[START OF Entries provided]

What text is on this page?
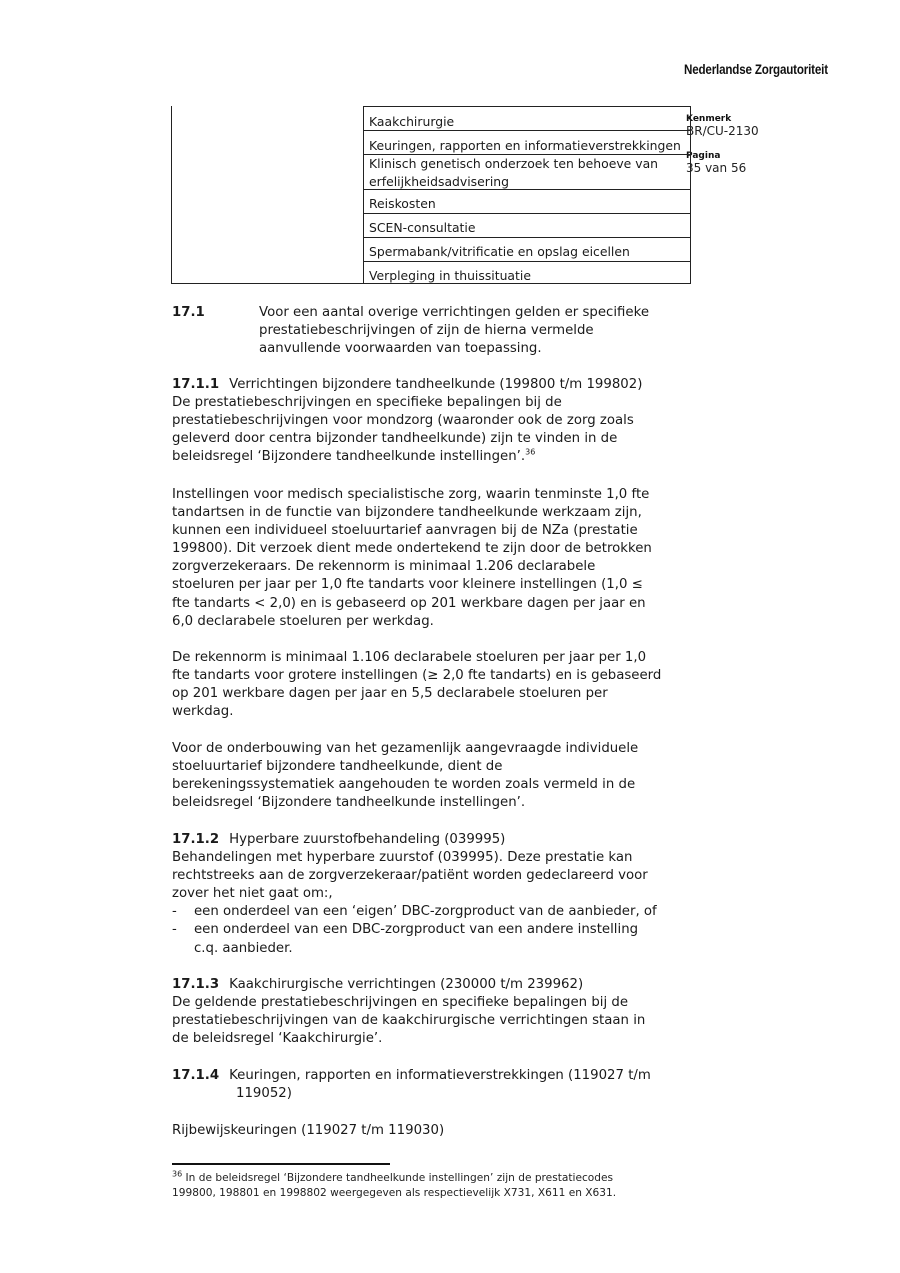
Nederlandse Zorgautoriteit
Kenmerk
BR/CU-2130
Pagina
35 van 56
Kaakchirurgie
Keuringen, rapporten en informatieverstrekkingen
Klinisch genetisch onderzoek ten behoeve van
erfelijkheidsadvisering
Reiskosten
SCEN-consultatie
Spermabank/vitrificatie en opslag eicellen
Verpleging in thuissituatie
17.1	Voor een aantal overige verrichtingen gelden er specifieke
prestatiebeschrijvingen of zijn de hierna vermelde
aanvullende voorwaarden van toepassing.
17.1.1 Verrichtingen bijzondere tandheelkunde (199800 t/m 199802)
De prestatiebeschrijvingen en specifieke bepalingen bij de
prestatiebeschrijvingen voor mondzorg (waaronder ook de zorg zoals
geleverd door centra bijzonder tandheelkunde) zijn te vinden in de
beleidsregel ‘Bijzondere tandheelkunde instellingen’.$^{36}$
Instellingen voor medisch specialistische zorg, waarin tenminste 1,0 fte
tandartsen in de functie van bijzondere tandheelkunde werkzaam zijn,
kunnen een individueel stoeluurtarief aanvragen bij de NZa (prestatie
199800). Dit verzoek dient mede ondertekend te zijn door de betrokken
zorgverzekeraars. De rekennorm is minimaal 1.206 declarabele
stoeluren per jaar per 1,0 fte tandarts voor kleinere instellingen (1,0 ≤
fte tandarts < 2,0) en is gebaseerd op 201 werkbare dagen per jaar en
6,0 declarabele stoeluren per werkdag.
De rekennorm is minimaal 1.106 declarabele stoeluren per jaar per 1,0
fte tandarts voor grotere instellingen (≥ 2,0 fte tandarts) en is gebaseerd
op 201 werkbare dagen per jaar en 5,5 declarabele stoeluren per
werkdag.
Voor de onderbouwing van het gezamenlijk aangevraagde individuele
stoeluurtarief bijzondere tandheelkunde, dient de
berekeningssystematiek aangehouden te worden zoals vermeld in de
beleidsregel ‘Bijzondere tandheelkunde instellingen’.
17.1.2 Hyperbare zuurstofbehandeling (039995)
Behandelingen met hyperbare zuurstof (039995). Deze prestatie kan
rechtstreeks aan de zorgverzekeraar/patiënt worden gedeclareerd voor
zover het niet gaat om:,
- een onderdeel van een ‘eigen’ DBC-zorgproduct van de aanbieder, of
- een onderdeel van een DBC-zorgproduct van een andere instelling
c.q. aanbieder.
17.1.3 Kaakchirurgische verrichtingen (230000 t/m 239962)
De geldende prestatiebeschrijvingen en specifieke bepalingen bij de
prestatiebeschrijvingen van de kaakchirurgische verrichtingen staan in
de beleidsregel ‘Kaakchirurgie’.
17.1.4 Keuringen, rapporten en informatieverstrekkingen (119027 t/m
119052)
Rijbewijskeuringen (119027 t/m 119030)
$^{36}$ In de beleidsregel ‘Bijzondere tandheelkunde instellingen’ zijn de prestatiecodes
199800, 198801 en 1998802 weergegeven als respectievelijk X731, X611 en X631.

[END OF Entries provided]

Problem statement: In the material above, show every line where the word "worden" turns up.

Response to the exercise:
berekeningssystematiek aangehouden te worden zoals vermeld in de
rechtstreeks aan de zorgverzekeraar/patiënt worden gedeclareerd voor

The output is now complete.